> [Objetivo del ejercicio]:
Sigue escribiendo el texto sobre el poder y el testamento de la familia Olmedo a partir de su última oración.

Doña Josefa, doncella mayor de 25 años, doña Antonia, viuda de don Manuel de Eguía, y doña Teresa de Olmedo y Araciel, doncella, hijas legítimas del difunto Capitán don Manuel de Olmedo, naturales del pueblo de Jalapa, otorgan poder general a don José Gómez de la Cortina, vecino de la Ciudad de México, para que las defienda y demande en todos sus pleitos, causas y negocios, civiles y criminales.
El Capitán General Manuel de Olmedo, natural de la Villa de Tudela de Duero del Obispo de Valladolid, en Castilla la Vieja, hijo de los difuntos Regidor don Manuel de Olmedo y doña Francisca Martínez y su mujer doña María Josefa de Araciel, natural de Veracruz, hija de los difuntos don Francisco de Araciel y doña María de Zintra, ambos realizan testamento, en el cual declaran por hijos a doña Josefa, a don Manuel y don Juan, Presbíteros, a doña Antonia, casada con don Manuel de Eguía, al Lic. Francisco, Presbítero, y a doña Teresa de Olmedo y Araciel. Se nombran recíprocamente, junto con sus seis hijos, albaceas testamentarias, a los que nombran como sus herederos universales.

(Registros de una colección)
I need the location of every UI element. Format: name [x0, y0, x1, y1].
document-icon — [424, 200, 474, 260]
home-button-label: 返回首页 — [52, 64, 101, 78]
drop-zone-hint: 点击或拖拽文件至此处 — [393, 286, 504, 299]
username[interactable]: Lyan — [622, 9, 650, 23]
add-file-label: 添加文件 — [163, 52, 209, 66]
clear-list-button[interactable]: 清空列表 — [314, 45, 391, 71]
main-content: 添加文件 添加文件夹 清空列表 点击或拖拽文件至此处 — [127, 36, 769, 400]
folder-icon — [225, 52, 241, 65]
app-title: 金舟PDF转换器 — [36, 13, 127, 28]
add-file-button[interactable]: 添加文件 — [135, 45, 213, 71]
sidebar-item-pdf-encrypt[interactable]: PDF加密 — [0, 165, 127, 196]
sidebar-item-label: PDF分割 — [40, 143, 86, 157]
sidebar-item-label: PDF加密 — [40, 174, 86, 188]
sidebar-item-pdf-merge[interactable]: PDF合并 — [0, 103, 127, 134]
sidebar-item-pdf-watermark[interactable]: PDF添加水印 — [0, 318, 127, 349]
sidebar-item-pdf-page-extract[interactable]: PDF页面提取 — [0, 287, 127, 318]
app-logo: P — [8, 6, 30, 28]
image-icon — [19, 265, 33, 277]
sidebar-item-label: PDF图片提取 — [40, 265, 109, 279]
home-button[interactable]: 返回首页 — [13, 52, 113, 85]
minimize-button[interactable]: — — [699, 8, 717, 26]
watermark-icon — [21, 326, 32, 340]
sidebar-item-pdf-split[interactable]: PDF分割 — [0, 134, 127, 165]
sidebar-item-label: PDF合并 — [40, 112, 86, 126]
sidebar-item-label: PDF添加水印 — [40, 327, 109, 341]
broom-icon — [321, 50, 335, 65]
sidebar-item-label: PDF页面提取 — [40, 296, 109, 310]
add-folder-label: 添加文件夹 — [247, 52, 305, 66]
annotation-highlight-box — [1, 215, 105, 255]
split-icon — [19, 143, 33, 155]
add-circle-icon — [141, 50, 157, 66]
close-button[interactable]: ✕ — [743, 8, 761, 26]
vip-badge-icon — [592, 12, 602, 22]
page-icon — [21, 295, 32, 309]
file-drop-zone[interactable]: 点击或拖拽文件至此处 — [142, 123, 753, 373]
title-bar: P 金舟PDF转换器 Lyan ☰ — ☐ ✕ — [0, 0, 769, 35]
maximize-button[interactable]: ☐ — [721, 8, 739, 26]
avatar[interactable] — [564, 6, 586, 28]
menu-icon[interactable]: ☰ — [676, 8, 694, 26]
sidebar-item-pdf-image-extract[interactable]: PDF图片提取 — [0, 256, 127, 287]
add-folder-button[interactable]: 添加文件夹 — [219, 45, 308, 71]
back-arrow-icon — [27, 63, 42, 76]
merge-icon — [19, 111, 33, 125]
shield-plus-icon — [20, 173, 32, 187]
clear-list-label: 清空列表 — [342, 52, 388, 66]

> [Tu respuesta]:
Los hijos y herederos de los difuntos don Manuel de Olmedo y de doña María Josefa de Araciel, vecinos del pueblo de Jalapa, junto con el Licenciado don José Camino y Velasco, en nombre y con poder de don Juan de Dios Olmedo y Araciel, Cura, Vicario y Juez eclesiástico de la Villa de Chilapa, informan que se hizo inventario y partición de bienes de sus difuntos padres constituidos por 5 casas, mismas que se adjudicaron en la forma siguiente: la primera se adjudica a Josefa y a Juan de Dios, que mide 26 y 1 tercia varas de frente por 66 y media varas de fondo, la segunda casa, que corresponde a Teresa de Olmedo y Araciel, mide 17 varas de frente y 43 de fondo; la tercera casa, se le adjudicó al Lic. Francisco, y linda al poniente con la Calle de la Amargura; la cuarta casa, se la adjudicó doña Antonia de Olmedo y Araciel, y la quinta casa se le adjudicó al Bachiller Francisco de Olmedo y Araciel, tiene 89 varas de frente y 55 varas de fondo.